Do not carry the pictures over; copy every other part of the entries exactly.

= = = =

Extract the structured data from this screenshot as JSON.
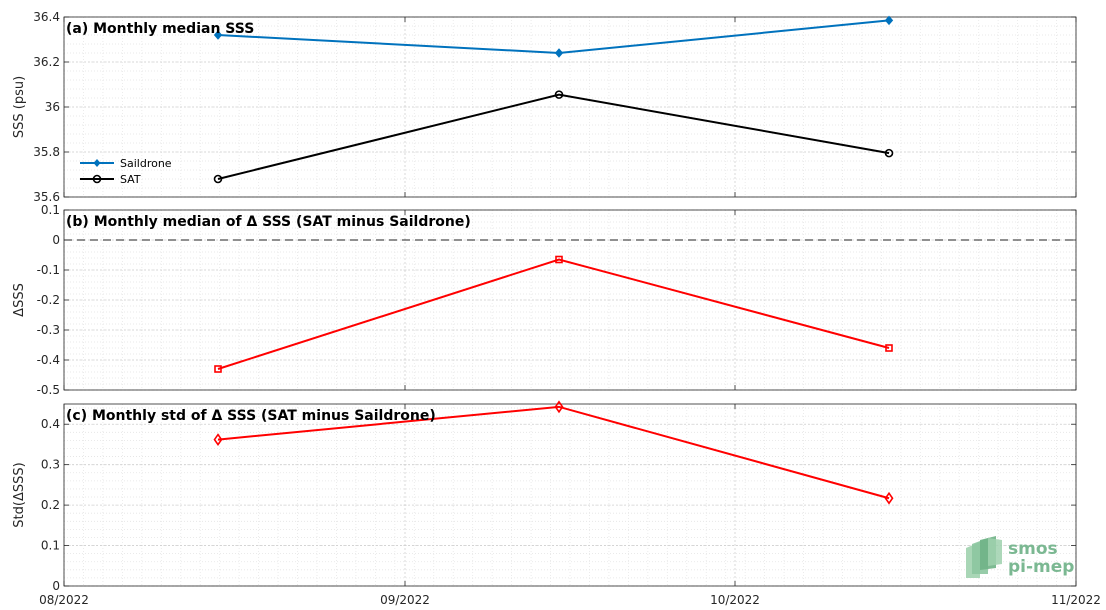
{
  "chart_data": [
    {
      "type": "line",
      "panel": "a",
      "title": "(a) Monthly median SSS",
      "ylabel": "SSS (psu)",
      "ylim": [
        35.6,
        36.4
      ],
      "yticks": [
        35.6,
        35.8,
        36,
        36.2,
        36.4
      ],
      "x": [
        "2022-08-15",
        "2022-09-15",
        "2022-10-15"
      ],
      "series": [
        {
          "name": "Saildrone",
          "color": "#0072BD",
          "marker": "diamond-filled",
          "values": [
            36.32,
            36.24,
            36.385
          ]
        },
        {
          "name": "SAT",
          "color": "#000000",
          "marker": "circle",
          "values": [
            35.68,
            36.055,
            35.795
          ]
        }
      ],
      "legend_position": "bottom-left",
      "grid": true
    },
    {
      "type": "line",
      "panel": "b",
      "title": "(b) Monthly median of Δ SSS (SAT minus Saildrone)",
      "ylabel": "ΔSSS",
      "ylim": [
        -0.5,
        0.1
      ],
      "yticks": [
        -0.5,
        -0.4,
        -0.3,
        -0.2,
        -0.1,
        0,
        0.1
      ],
      "reference_line": 0,
      "x": [
        "2022-08-15",
        "2022-09-15",
        "2022-10-15"
      ],
      "series": [
        {
          "color": "#FF0000",
          "marker": "square",
          "values": [
            -0.43,
            -0.065,
            -0.36
          ]
        }
      ],
      "grid": true
    },
    {
      "type": "line",
      "panel": "c",
      "title": "(c) Monthly std of Δ SSS (SAT minus Saildrone)",
      "ylabel": "Std(ΔSSS)",
      "ylim": [
        0,
        0.45
      ],
      "yticks": [
        0,
        0.1,
        0.2,
        0.3,
        0.4
      ],
      "x": [
        "2022-08-15",
        "2022-09-15",
        "2022-10-15"
      ],
      "series": [
        {
          "color": "#FF0000",
          "marker": "diamond",
          "values": [
            0.362,
            0.443,
            0.217
          ]
        }
      ],
      "grid": true
    }
  ],
  "xaxis": {
    "range": [
      "2022-08-01",
      "2022-11-01"
    ],
    "ticks": [
      "2022-08-01",
      "2022-09-01",
      "2022-10-01",
      "2022-11-01"
    ],
    "tick_labels": [
      "08/2022",
      "09/2022",
      "10/2022",
      "11/2022"
    ]
  },
  "logo": {
    "line1": "smos",
    "line2": "pi-mep",
    "color": "#7bb892"
  }
}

= = = =

▶ [Expected answer]
Extract the structured data from this screenshot as JSON.
{
  "chart_data": [
    {
      "type": "line",
      "panel": "a",
      "title": "(a) Monthly median SSS",
      "ylabel": "SSS (psu)",
      "ylim": [
        35.6,
        36.4
      ],
      "yticks": [
        35.6,
        35.8,
        36,
        36.2,
        36.4
      ],
      "x": [
        "2022-08-15",
        "2022-09-15",
        "2022-10-15"
      ],
      "series": [
        {
          "name": "Saildrone",
          "color": "#0072BD",
          "marker": "diamond-filled",
          "values": [
            36.32,
            36.24,
            36.385
          ]
        },
        {
          "name": "SAT",
          "color": "#000000",
          "marker": "circle",
          "values": [
            35.68,
            36.055,
            35.795
          ]
        }
      ],
      "legend_position": "bottom-left",
      "grid": true
    },
    {
      "type": "line",
      "panel": "b",
      "title": "(b) Monthly median of Δ SSS (SAT minus Saildrone)",
      "ylabel": "ΔSSS",
      "ylim": [
        -0.5,
        0.1
      ],
      "yticks": [
        -0.5,
        -0.4,
        -0.3,
        -0.2,
        -0.1,
        0,
        0.1
      ],
      "reference_line": 0,
      "x": [
        "2022-08-15",
        "2022-09-15",
        "2022-10-15"
      ],
      "series": [
        {
          "color": "#FF0000",
          "marker": "square",
          "values": [
            -0.43,
            -0.065,
            -0.36
          ]
        }
      ],
      "grid": true
    },
    {
      "type": "line",
      "panel": "c",
      "title": "(c) Monthly std of Δ SSS (SAT minus Saildrone)",
      "ylabel": "Std(ΔSSS)",
      "ylim": [
        0,
        0.45
      ],
      "yticks": [
        0,
        0.1,
        0.2,
        0.3,
        0.4
      ],
      "x": [
        "2022-08-15",
        "2022-09-15",
        "2022-10-15"
      ],
      "series": [
        {
          "color": "#FF0000",
          "marker": "diamond",
          "values": [
            0.362,
            0.443,
            0.217
          ]
        }
      ],
      "grid": true
    }
  ],
  "xaxis": {
    "range": [
      "2022-08-01",
      "2022-11-01"
    ],
    "ticks": [
      "2022-08-01",
      "2022-09-01",
      "2022-10-01",
      "2022-11-01"
    ],
    "tick_labels": [
      "08/2022",
      "09/2022",
      "10/2022",
      "11/2022"
    ]
  },
  "logo": {
    "line1": "smos",
    "line2": "pi-mep",
    "color": "#7bb892"
  }
}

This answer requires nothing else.